The Pickands-Balkema-de Haan theorem requires the extreme values to be i.i.d. random variables which implies stationarity. Rainfall observations constitute by their very nature a non-stationary process. The PPP representation enables one to incorporate non-stationarity in the GPD parameters. In this regard, a first-order sinusoidal-function of the day of the year in the location \(\mu \) and scale parameters \(\sigma \) is allowed, analogous to Demirdjian et al. (2018).Footnote 11 Additionally, a binary variable \(STORM_{c,t}\) for cell c at time t is included to allow for a different distribution of rainfall observations that are within the spatial extent of a TC:

$$\begin{aligned} \mu _c(t)&=\mu _{0,c}+\mu _{1,c}STORM_{c,t}+\mu _{2,c}\left[ \sin \left( \frac{2\pi t}{365.25}\right) \right] +\mu _{3,c}\left[ \cos \left( \frac{2\pi t}{365.25}\right) \right] \end{aligned}$$
(10)
$$\begin{aligned} \log \left[ \sigma _c(t)\right]&=\sigma _{0,c}+\sigma _{1,c}STORM_{c,t}+\sigma _{2,c}\left[ \sin \left( \frac{2\pi t}{365.25}\right) \right] +\sigma _{3,c}\left[ \cos \left( \frac{2\pi t}{365.25}\right) \right] . \end{aligned}$$
(11)

**Prompt 1:**
Answer these about the passage on modeling rainfall extremes:
(a) What does the Pickands-Balkema-de Haan theorem require of the extreme values?
(b) Which two parameters are given a first-order sinusoidal function of the day of the year?
(c) What is the binary variable \(STORM_{c,t}\) included to allow for?
**Prompt 2:**
Can you resume the passage on modeling rainfall extremes, starting right after equation (11)?
The listing has no connection to the passage on modeling rainfall extremes.

**Records provided:**
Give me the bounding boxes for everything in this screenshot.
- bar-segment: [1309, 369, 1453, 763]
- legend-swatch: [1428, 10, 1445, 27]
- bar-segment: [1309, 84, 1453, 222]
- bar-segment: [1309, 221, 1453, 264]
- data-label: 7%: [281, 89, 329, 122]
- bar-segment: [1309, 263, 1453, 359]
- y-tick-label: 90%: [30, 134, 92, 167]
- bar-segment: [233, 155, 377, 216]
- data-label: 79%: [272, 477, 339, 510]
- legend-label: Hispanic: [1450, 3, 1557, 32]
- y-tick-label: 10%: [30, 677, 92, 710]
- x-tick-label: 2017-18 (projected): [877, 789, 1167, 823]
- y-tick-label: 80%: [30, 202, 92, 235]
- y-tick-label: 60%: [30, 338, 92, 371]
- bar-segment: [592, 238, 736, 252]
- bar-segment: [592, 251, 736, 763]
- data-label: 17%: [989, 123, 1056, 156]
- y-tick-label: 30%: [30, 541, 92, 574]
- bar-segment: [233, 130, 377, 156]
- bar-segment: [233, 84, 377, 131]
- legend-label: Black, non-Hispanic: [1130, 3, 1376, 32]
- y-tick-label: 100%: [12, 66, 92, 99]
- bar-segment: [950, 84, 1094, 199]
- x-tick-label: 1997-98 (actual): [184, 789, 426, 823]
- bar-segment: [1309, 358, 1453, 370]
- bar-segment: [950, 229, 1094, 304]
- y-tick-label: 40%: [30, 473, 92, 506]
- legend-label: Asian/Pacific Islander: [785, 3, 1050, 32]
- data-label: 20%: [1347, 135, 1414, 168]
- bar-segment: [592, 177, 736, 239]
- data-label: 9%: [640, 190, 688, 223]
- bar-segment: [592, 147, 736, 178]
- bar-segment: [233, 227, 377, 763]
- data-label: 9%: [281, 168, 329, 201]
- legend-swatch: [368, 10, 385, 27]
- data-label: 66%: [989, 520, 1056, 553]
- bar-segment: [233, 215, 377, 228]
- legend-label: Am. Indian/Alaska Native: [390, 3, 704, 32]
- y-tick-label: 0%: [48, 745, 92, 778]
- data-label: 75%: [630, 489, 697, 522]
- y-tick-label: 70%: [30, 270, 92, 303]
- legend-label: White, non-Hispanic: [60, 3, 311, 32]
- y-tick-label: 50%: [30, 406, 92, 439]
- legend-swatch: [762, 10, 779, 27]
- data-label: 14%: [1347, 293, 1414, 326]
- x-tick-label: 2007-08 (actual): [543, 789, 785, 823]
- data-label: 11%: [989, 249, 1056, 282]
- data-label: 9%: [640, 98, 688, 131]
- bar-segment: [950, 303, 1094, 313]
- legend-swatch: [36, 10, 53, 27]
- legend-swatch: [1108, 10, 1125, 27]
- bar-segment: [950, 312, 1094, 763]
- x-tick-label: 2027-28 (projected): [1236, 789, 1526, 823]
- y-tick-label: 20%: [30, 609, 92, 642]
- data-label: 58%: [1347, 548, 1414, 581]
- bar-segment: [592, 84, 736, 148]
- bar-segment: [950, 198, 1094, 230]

**Result 1:**
(a) They must be i.i.d. random variables, which implies stationarity.
(b) The location parameter \(\mu \) and the scale parameter \(\sigma \).
(c) A different distribution for rainfall observations that are within the spatial extent of a TC.

**Result 2:**
Note that, for calculating return levels of a non-stationary EV model, one has to assume values for the non-stationary parameters. Here, this is done by fixing the day of the year t and storm dummy \(STORM_{c,t}\). The day of the year t is assumed to be \(t=0\) and to not influence multi-year return levels. Jamaica is on average for around 3% of the year within the outermost closed isobar of a TC. Thus, we assume that the frequency of TCs stays the same and set the storm dummy \(STORM_{c,t}\) parameter equal to the sample probability \(\Pr [STORM_c = 1] \approx 0.03\) for the calculation of the return levels.

3.4 Monetary return levels

The estimated return levels can be used in the damage function to obtain the n year extreme rainfall return level in monetary terms. Location of economic endowment plays also a role in the monetary risk. Average nightlight activity \(W_{c,i}\) serves as weight for economic endowment, analogously to Eq. 3, where it was employed to obtain rainfall by parish per storm.Footnote 12 Projected parish i damage for a return period of r is then given by

$$\begin{aligned} PDAMAGES_{i,r} = \beta \times \sum _{c\in i}({RAIN}_{c,r}\times W_{c,i}), \end{aligned}$$
(12)

where \(RAIN_{c,r}\) is the estimated rainfall return level in cell c and \(\beta \) is the coefficient of rainfall from the damage function estimation. \(PDAMAGES_{i,r}\) is the projected extreme rainfall damage during TCs in parish i that is expected to occur every r years. These parish level estimates can then be aggregated to the country level and compared to Jamaica’s GDP.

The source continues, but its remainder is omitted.